#### Aim
Reproduce the listing below in full and without alteration, apart from its pictures.

#### Items from a figure collection
######
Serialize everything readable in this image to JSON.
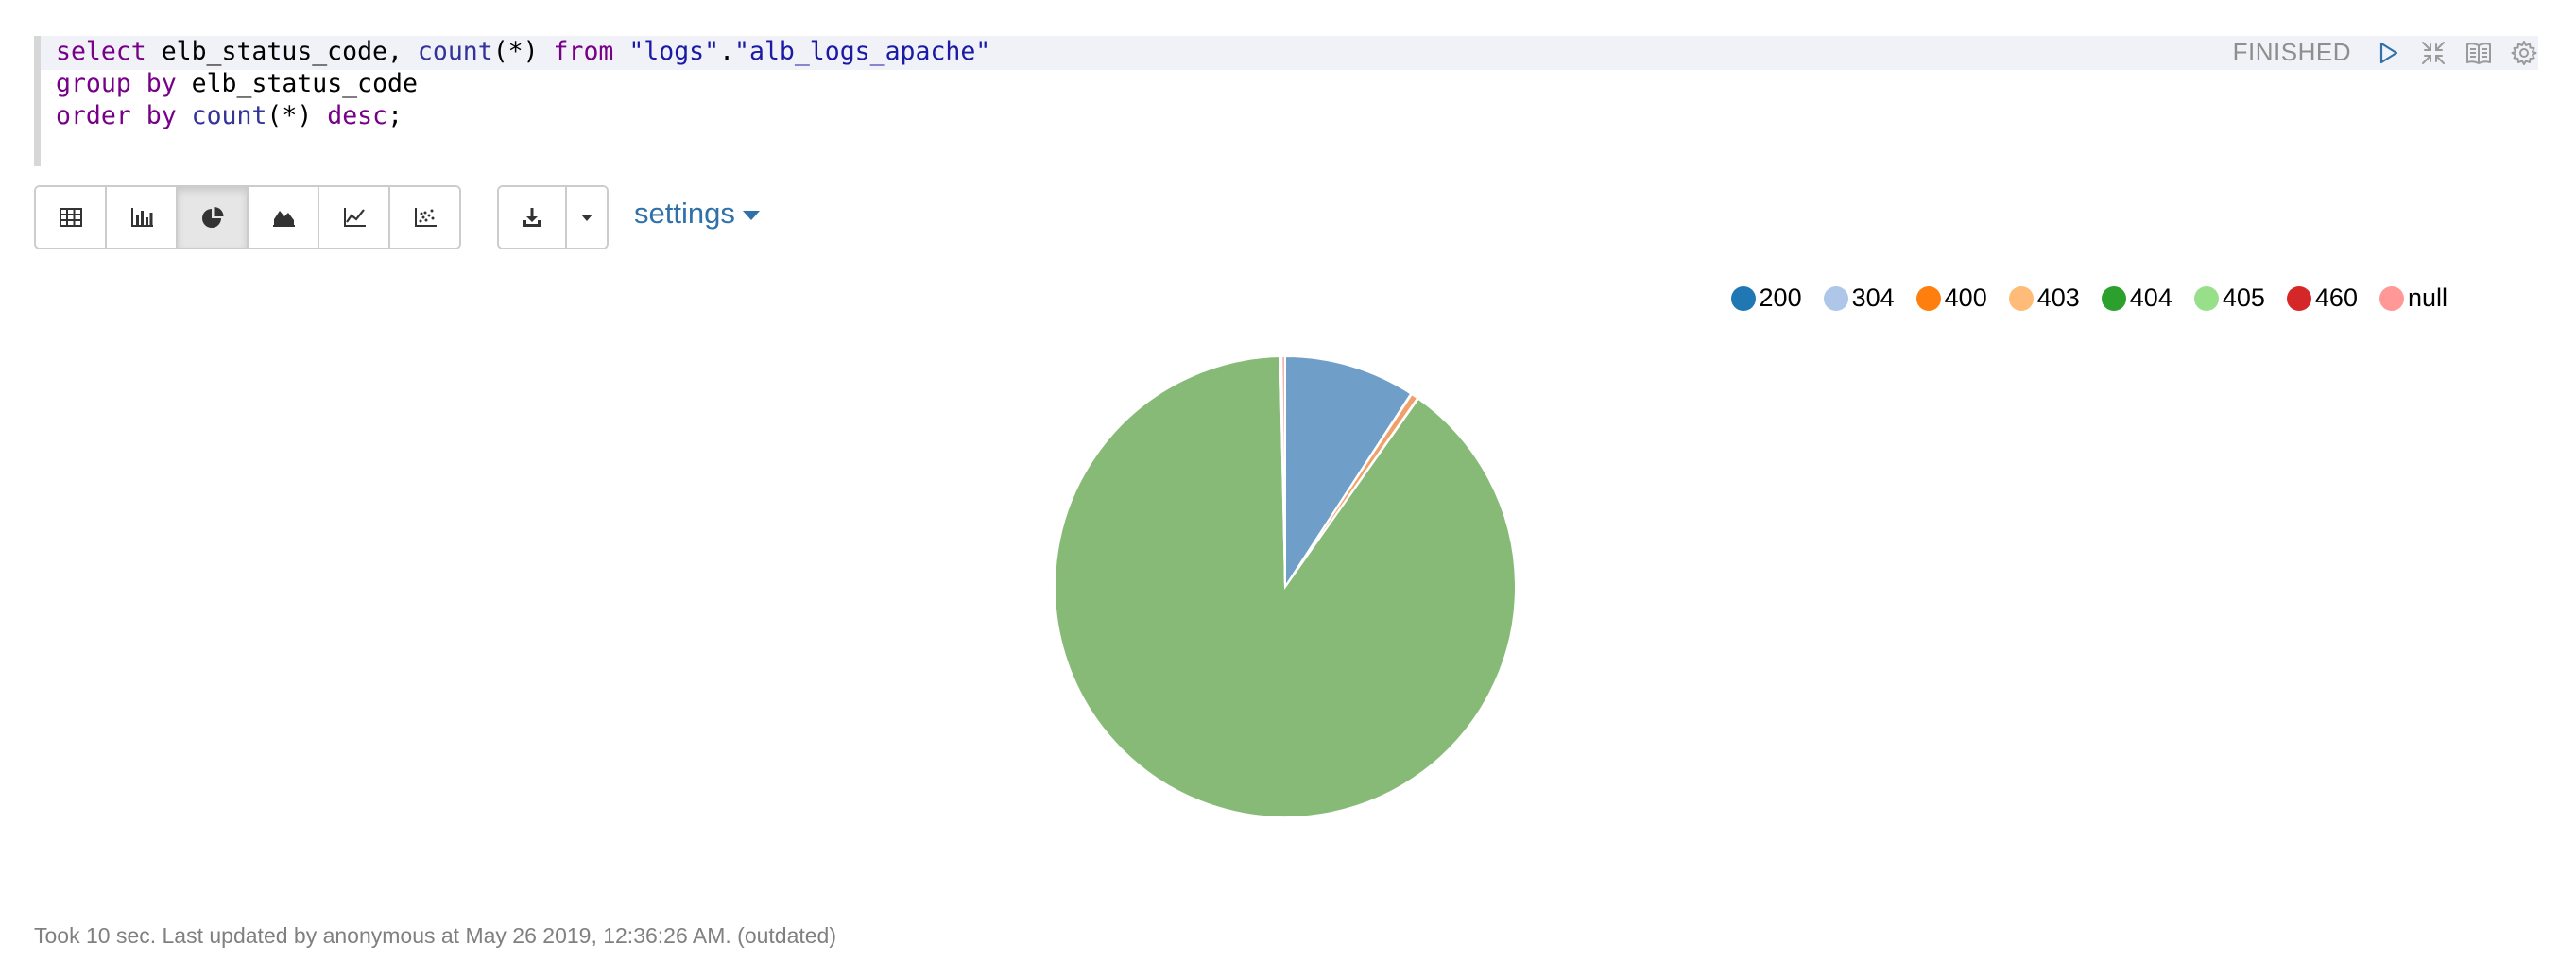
{
  "editor": {
    "code_lines": [
      [
        {
          "t": "select",
          "c": "kw"
        },
        {
          "t": " elb_status_code, ",
          "c": ""
        },
        {
          "t": "count",
          "c": "fn"
        },
        {
          "t": "(*) ",
          "c": ""
        },
        {
          "t": "from",
          "c": "kw"
        },
        {
          "t": " ",
          "c": ""
        },
        {
          "t": "\"logs\"",
          "c": "str"
        },
        {
          "t": ".",
          "c": ""
        },
        {
          "t": "\"alb_logs_apache\"",
          "c": "str"
        }
      ],
      [
        {
          "t": "group",
          "c": "kw"
        },
        {
          "t": " ",
          "c": ""
        },
        {
          "t": "by",
          "c": "kw"
        },
        {
          "t": " elb_status_code",
          "c": ""
        }
      ],
      [
        {
          "t": "order",
          "c": "kw"
        },
        {
          "t": " ",
          "c": ""
        },
        {
          "t": "by",
          "c": "kw"
        },
        {
          "t": " ",
          "c": ""
        },
        {
          "t": "count",
          "c": "fn"
        },
        {
          "t": "(*) ",
          "c": ""
        },
        {
          "t": "desc",
          "c": "kw"
        },
        {
          "t": ";",
          "c": ""
        }
      ]
    ]
  },
  "paragraph": {
    "status": "FINISHED",
    "controls": [
      "run-icon",
      "collapse-icon",
      "book-icon",
      "gear-icon"
    ]
  },
  "toolbar": {
    "vis_buttons": [
      {
        "icon": "table-icon",
        "active": false
      },
      {
        "icon": "bar-chart-icon",
        "active": false
      },
      {
        "icon": "pie-chart-icon",
        "active": true
      },
      {
        "icon": "area-chart-icon",
        "active": false
      },
      {
        "icon": "line-chart-icon",
        "active": false
      },
      {
        "icon": "scatter-chart-icon",
        "active": false
      }
    ],
    "download_icon": "download-icon",
    "dropdown_icon": "caret-down-icon",
    "settings_label": "settings"
  },
  "chart_data": {
    "type": "pie",
    "legend_position": "top-right",
    "categories": [
      "200",
      "304",
      "400",
      "403",
      "404",
      "405",
      "460",
      "null"
    ],
    "colors": [
      "#1f77b4",
      "#aec7e8",
      "#ff7f0e",
      "#ffbb78",
      "#2ca02c",
      "#98df8a",
      "#d62728",
      "#ff9896"
    ],
    "slice_colors": [
      "#6f9fc8",
      "#c7d7ec",
      "#f2a06a",
      "#f7c79a",
      "#87ba77",
      "#b8e3ac",
      "#d9605f",
      "#f3b4b2"
    ],
    "values": [
      9.2,
      0.05,
      0.5,
      0.05,
      89.9,
      0.05,
      0.05,
      0.25
    ]
  },
  "footer": {
    "text": "Took 10 sec. Last updated by anonymous at May 26 2019, 12:36:26 AM. (outdated)"
  }
}
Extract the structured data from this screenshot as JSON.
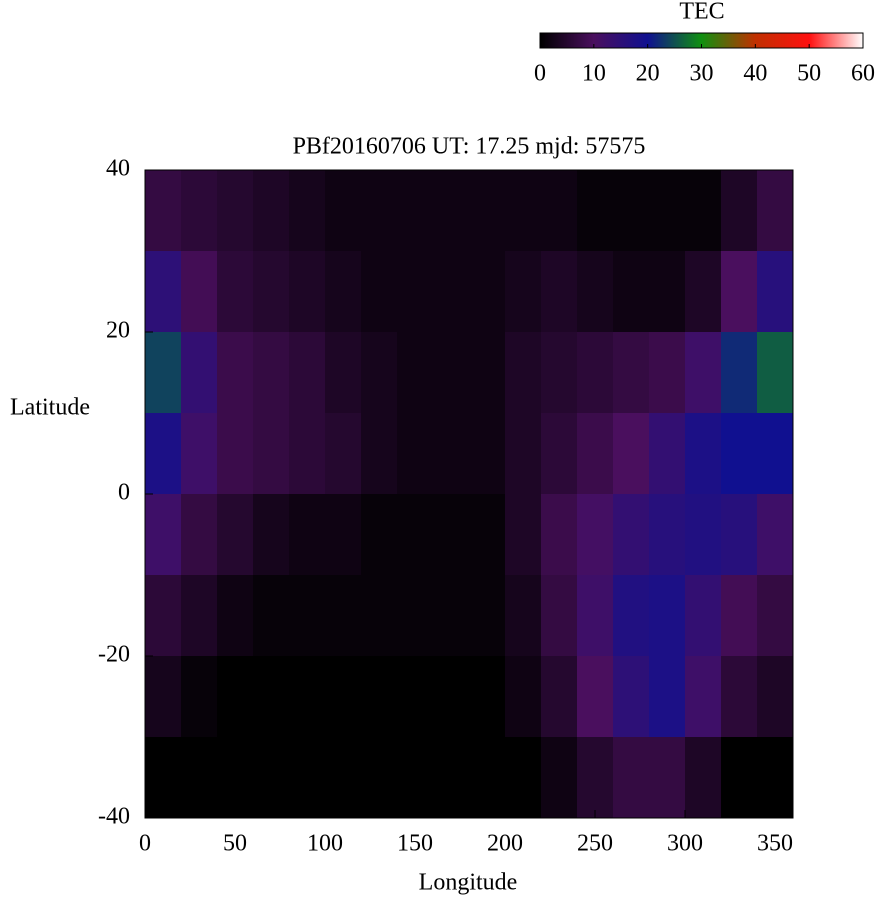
{
  "chart_data": {
    "type": "heatmap",
    "title": "PBf20160706  UT: 17.25  mjd: 57575",
    "xlabel": "Longitude",
    "ylabel": "Latitude",
    "colorbar_label": "TEC",
    "xlim": [
      0,
      360
    ],
    "xticks": [
      0,
      50,
      100,
      150,
      200,
      250,
      300,
      350
    ],
    "ylim": [
      -40,
      40
    ],
    "yticks": [
      -40,
      -20,
      0,
      20,
      40
    ],
    "cblim": [
      0,
      60
    ],
    "cbticks": [
      0,
      10,
      20,
      30,
      40,
      50,
      60
    ],
    "colormap": [
      "#000000",
      "#4a0f5e",
      "#101090",
      "#109010",
      "#c03000",
      "#ff1010",
      "#ffffff"
    ],
    "x": [
      10,
      30,
      50,
      70,
      90,
      110,
      130,
      150,
      170,
      190,
      210,
      230,
      250,
      270,
      290,
      310,
      330,
      350
    ],
    "y": [
      35,
      25,
      15,
      5,
      -5,
      -15,
      -25,
      -35
    ],
    "z": [
      [
        7,
        6,
        5,
        4,
        3,
        2,
        2,
        2,
        2,
        2,
        2,
        2,
        1,
        1,
        1,
        1,
        4,
        7
      ],
      [
        15,
        9,
        6,
        5,
        4,
        3,
        2,
        2,
        2,
        2,
        3,
        4,
        3,
        2,
        2,
        4,
        10,
        16
      ],
      [
        24,
        14,
        8,
        7,
        6,
        4,
        3,
        2,
        2,
        2,
        4,
        5,
        6,
        7,
        8,
        12,
        22,
        26
      ],
      [
        18,
        12,
        8,
        7,
        6,
        5,
        3,
        2,
        2,
        2,
        4,
        6,
        8,
        10,
        14,
        18,
        20,
        20
      ],
      [
        12,
        7,
        5,
        3,
        2,
        2,
        1,
        1,
        1,
        1,
        4,
        8,
        11,
        14,
        16,
        17,
        16,
        12
      ],
      [
        6,
        4,
        2,
        1,
        1,
        1,
        1,
        1,
        1,
        1,
        3,
        7,
        12,
        17,
        18,
        14,
        9,
        7
      ],
      [
        3,
        1,
        0,
        0,
        0,
        0,
        0,
        0,
        0,
        0,
        2,
        5,
        10,
        15,
        18,
        12,
        6,
        4
      ],
      [
        0,
        0,
        0,
        0,
        0,
        0,
        0,
        0,
        0,
        0,
        0,
        2,
        5,
        7,
        7,
        4,
        0,
        0
      ]
    ]
  }
}
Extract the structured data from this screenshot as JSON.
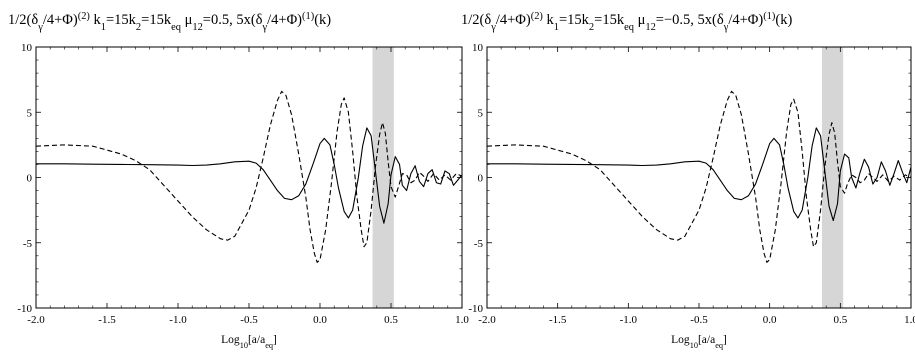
######
#### Answer in full
Serialize everything readable in this image to JSON.
{
  "editor": {
    "code_lines": [
      [
        {
          "t": "select",
          "c": "kw"
        },
        {
          "t": " elb_status_code, ",
          "c": ""
        },
        {
          "t": "count",
          "c": "fn"
        },
        {
          "t": "(*) ",
          "c": ""
        },
        {
          "t": "from",
          "c": "kw"
        },
        {
          "t": " ",
          "c": ""
        },
        {
          "t": "\"logs\"",
          "c": "str"
        },
        {
          "t": ".",
          "c": ""
        },
        {
          "t": "\"alb_logs_apache\"",
          "c": "str"
        }
      ],
      [
        {
          "t": "group",
          "c": "kw"
        },
        {
          "t": " ",
          "c": ""
        },
        {
          "t": "by",
          "c": "kw"
        },
        {
          "t": " elb_status_code",
          "c": ""
        }
      ],
      [
        {
          "t": "order",
          "c": "kw"
        },
        {
          "t": " ",
          "c": ""
        },
        {
          "t": "by",
          "c": "kw"
        },
        {
          "t": " ",
          "c": ""
        },
        {
          "t": "count",
          "c": "fn"
        },
        {
          "t": "(*) ",
          "c": ""
        },
        {
          "t": "desc",
          "c": "kw"
        },
        {
          "t": ";",
          "c": ""
        }
      ]
    ]
  },
  "paragraph": {
    "status": "FINISHED",
    "controls": [
      "run-icon",
      "collapse-icon",
      "book-icon",
      "gear-icon"
    ]
  },
  "toolbar": {
    "vis_buttons": [
      {
        "icon": "table-icon",
        "active": false
      },
      {
        "icon": "bar-chart-icon",
        "active": false
      },
      {
        "icon": "pie-chart-icon",
        "active": true
      },
      {
        "icon": "area-chart-icon",
        "active": false
      },
      {
        "icon": "line-chart-icon",
        "active": false
      },
      {
        "icon": "scatter-chart-icon",
        "active": false
      }
    ],
    "download_icon": "download-icon",
    "dropdown_icon": "caret-down-icon",
    "settings_label": "settings"
  },
  "chart_data": {
    "type": "pie",
    "legend_position": "top-right",
    "categories": [
      "200",
      "304",
      "400",
      "403",
      "404",
      "405",
      "460",
      "null"
    ],
    "colors": [
      "#1f77b4",
      "#aec7e8",
      "#ff7f0e",
      "#ffbb78",
      "#2ca02c",
      "#98df8a",
      "#d62728",
      "#ff9896"
    ],
    "slice_colors": [
      "#6f9fc8",
      "#c7d7ec",
      "#f2a06a",
      "#f7c79a",
      "#87ba77",
      "#b8e3ac",
      "#d9605f",
      "#f3b4b2"
    ],
    "values": [
      9.2,
      0.05,
      0.5,
      0.05,
      89.9,
      0.05,
      0.05,
      0.25
    ]
  },
  "footer": {
    "text": "Took 10 sec. Last updated by anonymous at May 26 2019, 12:36:26 AM. (outdated)"
  }
}
Extract the structured data from this screenshot as JSON.
{
  "chart_data": {
    "type": "heatmap",
    "title": "PBf20160706  UT: 17.25  mjd: 57575",
    "xlabel": "Longitude",
    "ylabel": "Latitude",
    "colorbar_label": "TEC",
    "xlim": [
      0,
      360
    ],
    "xticks": [
      0,
      50,
      100,
      150,
      200,
      250,
      300,
      350
    ],
    "ylim": [
      -40,
      40
    ],
    "yticks": [
      -40,
      -20,
      0,
      20,
      40
    ],
    "cblim": [
      0,
      60
    ],
    "cbticks": [
      0,
      10,
      20,
      30,
      40,
      50,
      60
    ],
    "colormap": [
      "#000000",
      "#4a0f5e",
      "#101090",
      "#109010",
      "#c03000",
      "#ff1010",
      "#ffffff"
    ],
    "x": [
      10,
      30,
      50,
      70,
      90,
      110,
      130,
      150,
      170,
      190,
      210,
      230,
      250,
      270,
      290,
      310,
      330,
      350
    ],
    "y": [
      35,
      25,
      15,
      5,
      -5,
      -15,
      -25,
      -35
    ],
    "z": [
      [
        7,
        6,
        5,
        4,
        3,
        2,
        2,
        2,
        2,
        2,
        2,
        2,
        1,
        1,
        1,
        1,
        4,
        7
      ],
      [
        15,
        9,
        6,
        5,
        4,
        3,
        2,
        2,
        2,
        2,
        3,
        4,
        3,
        2,
        2,
        4,
        10,
        16
      ],
      [
        24,
        14,
        8,
        7,
        6,
        4,
        3,
        2,
        2,
        2,
        4,
        5,
        6,
        7,
        8,
        12,
        22,
        26
      ],
      [
        18,
        12,
        8,
        7,
        6,
        5,
        3,
        2,
        2,
        2,
        4,
        6,
        8,
        10,
        14,
        18,
        20,
        20
      ],
      [
        12,
        7,
        5,
        3,
        2,
        2,
        1,
        1,
        1,
        1,
        4,
        8,
        11,
        14,
        16,
        17,
        16,
        12
      ],
      [
        6,
        4,
        2,
        1,
        1,
        1,
        1,
        1,
        1,
        1,
        3,
        7,
        12,
        17,
        18,
        14,
        9,
        7
      ],
      [
        3,
        1,
        0,
        0,
        0,
        0,
        0,
        0,
        0,
        0,
        2,
        5,
        10,
        15,
        18,
        12,
        6,
        4
      ],
      [
        0,
        0,
        0,
        0,
        0,
        0,
        0,
        0,
        0,
        0,
        0,
        2,
        5,
        7,
        7,
        4,
        0,
        0
      ]
    ]
  }
}
Extract the structured data from this screenshot as JSON.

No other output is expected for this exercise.